━━ Given entries

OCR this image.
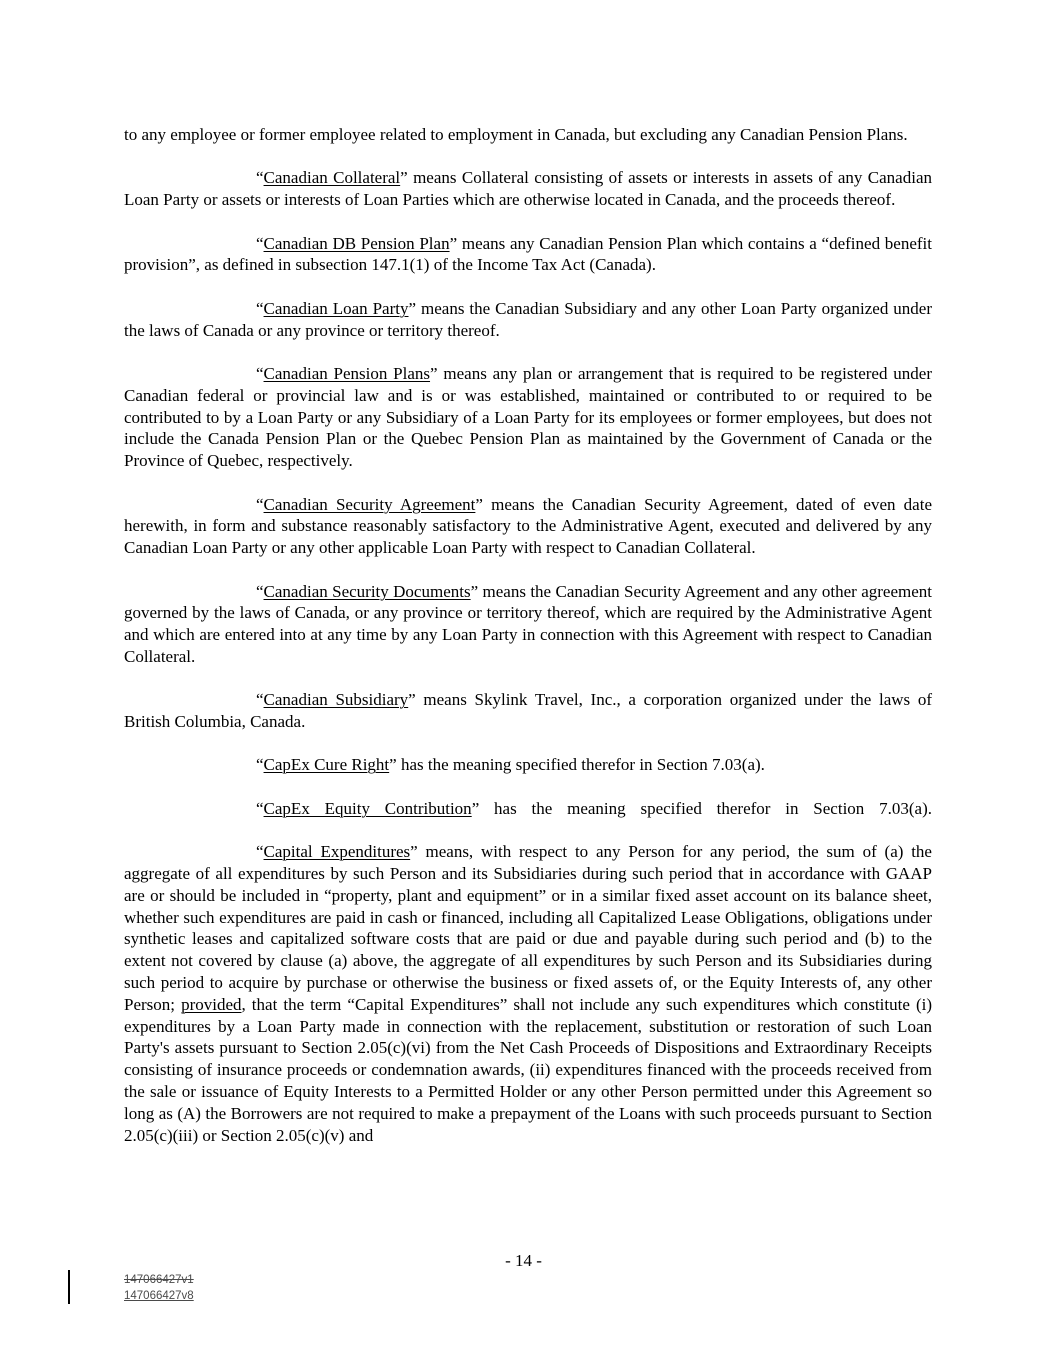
to any employee or former employee related to employment in Canada, but excluding any Canadian Pension Plans.

“Canadian Collateral” means Collateral consisting of assets or interests in assets of any Canadian Loan Party or assets or interests of Loan Parties which are otherwise located in Canada, and the proceeds thereof.

“Canadian DB Pension Plan” means any Canadian Pension Plan which contains a “defined benefit provision”, as defined in subsection 147.1(1) of the Income Tax Act (Canada).

“Canadian Loan Party” means the Canadian Subsidiary and any other Loan Party organized under the laws of Canada or any province or territory thereof.

“Canadian Pension Plans” means any plan or arrangement that is required to be registered under Canadian federal or provincial law and is or was established, maintained or contributed to or required to be contributed to by a Loan Party or any Subsidiary of a Loan Party for its employees or former employees, but does not include the Canada Pension Plan or the Quebec Pension Plan as maintained by the Government of Canada or the Province of Quebec, respectively.

“Canadian Security Agreement” means the Canadian Security Agreement, dated of even date herewith, in form and substance reasonably satisfactory to the Administrative Agent, executed and delivered by any Canadian Loan Party or any other applicable Loan Party with respect to Canadian Collateral.

“Canadian Security Documents” means the Canadian Security Agreement and any other agreement governed by the laws of Canada, or any province or territory thereof, which are required by the Administrative Agent and which are entered into at any time by any Loan Party in connection with this Agreement with respect to Canadian Collateral.

“Canadian Subsidiary” means Skylink Travel, Inc., a corporation organized under the laws of British Columbia, Canada.

“CapEx Cure Right” has the meaning specified therefor in Section 7.03(a).

“CapEx Equity Contribution” has the meaning specified therefor in Section 7.03(a).

“Capital Expenditures” means, with respect to any Person for any period, the sum of (a) the aggregate of all expenditures by such Person and its Subsidiaries during such period that in accordance with GAAP are or should be included in “property, plant and equipment” or in a similar fixed asset account on its balance sheet, whether such expenditures are paid in cash or financed, including all Capitalized Lease Obligations, obligations under synthetic leases and capitalized software costs that are paid or due and payable during such period and (b) to the extent not covered by clause (a) above, the aggregate of all expenditures by such Person and its Subsidiaries during such period to acquire by purchase or otherwise the business or fixed assets of, or the Equity Interests of, any other Person; provided, that the term “Capital Expenditures” shall not include any such expenditures which constitute (i) expenditures by a Loan Party made in connection with the replacement, substitution or restoration of such Loan Party's assets pursuant to Section 2.05(c)(vi) from the Net Cash Proceeds of Dispositions and Extraordinary Receipts consisting of insurance proceeds or condemnation awards, (ii) expenditures financed with the proceeds received from the sale or issuance of Equity Interests to a Permitted Holder or any other Person permitted under this Agreement so long as (A) the Borrowers are not required to make a prepayment of the Loans with such proceeds pursuant to Section 2.05(c)(iii) or Section 2.05(c)(v) and

- 14 -
147066427v1
147066427v8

━━━━

▶ Goal
Pictures are excluded; copy all other data exactly as shown.

▶ Solution
OCR this image.
to any employee or former employee related to employment in Canada, but excluding any Canadian Pension Plans.

“Canadian Collateral” means Collateral consisting of assets or interests in assets of any Canadian Loan Party or assets or interests of Loan Parties which are otherwise located in Canada, and the proceeds thereof.

“Canadian DB Pension Plan” means any Canadian Pension Plan which contains a “defined benefit provision”, as defined in subsection 147.1(1) of the Income Tax Act (Canada).

“Canadian Loan Party” means the Canadian Subsidiary and any other Loan Party organized under the laws of Canada or any province or territory thereof.

“Canadian Pension Plans” means any plan or arrangement that is required to be registered under Canadian federal or provincial law and is or was established, maintained or contributed to or required to be contributed to by a Loan Party or any Subsidiary of a Loan Party for its employees or former employees, but does not include the Canada Pension Plan or the Quebec Pension Plan as maintained by the Government of Canada or the Province of Quebec, respectively.

“Canadian Security Agreement” means the Canadian Security Agreement, dated of even date herewith, in form and substance reasonably satisfactory to the Administrative Agent, executed and delivered by any Canadian Loan Party or any other applicable Loan Party with respect to Canadian Collateral.

“Canadian Security Documents” means the Canadian Security Agreement and any other agreement governed by the laws of Canada, or any province or territory thereof, which are required by the Administrative Agent and which are entered into at any time by any Loan Party in connection with this Agreement with respect to Canadian Collateral.

“Canadian Subsidiary” means Skylink Travel, Inc., a corporation organized under the laws of British Columbia, Canada.

“CapEx Cure Right” has the meaning specified therefor in Section 7.03(a).

“CapEx Equity Contribution” has the meaning specified therefor in Section 7.03(a).

“Capital Expenditures” means, with respect to any Person for any period, the sum of (a) the aggregate of all expenditures by such Person and its Subsidiaries during such period that in accordance with GAAP are or should be included in “property, plant and equipment” or in a similar fixed asset account on its balance sheet, whether such expenditures are paid in cash or financed, including all Capitalized Lease Obligations, obligations under synthetic leases and capitalized software costs that are paid or due and payable during such period and (b) to the extent not covered by clause (a) above, the aggregate of all expenditures by such Person and its Subsidiaries during such period to acquire by purchase or otherwise the business or fixed assets of, or the Equity Interests of, any other Person; provided, that the term “Capital Expenditures” shall not include any such expenditures which constitute (i) expenditures by a Loan Party made in connection with the replacement, substitution or restoration of such Loan Party's assets pursuant to Section 2.05(c)(vi) from the Net Cash Proceeds of Dispositions and Extraordinary Receipts consisting of insurance proceeds or condemnation awards, (ii) expenditures financed with the proceeds received from the sale or issuance of Equity Interests to a Permitted Holder or any other Person permitted under this Agreement so long as (A) the Borrowers are not required to make a prepayment of the Loans with such proceeds pursuant to Section 2.05(c)(iii) or Section 2.05(c)(v) and

- 14 -
147066427v1
147066427v8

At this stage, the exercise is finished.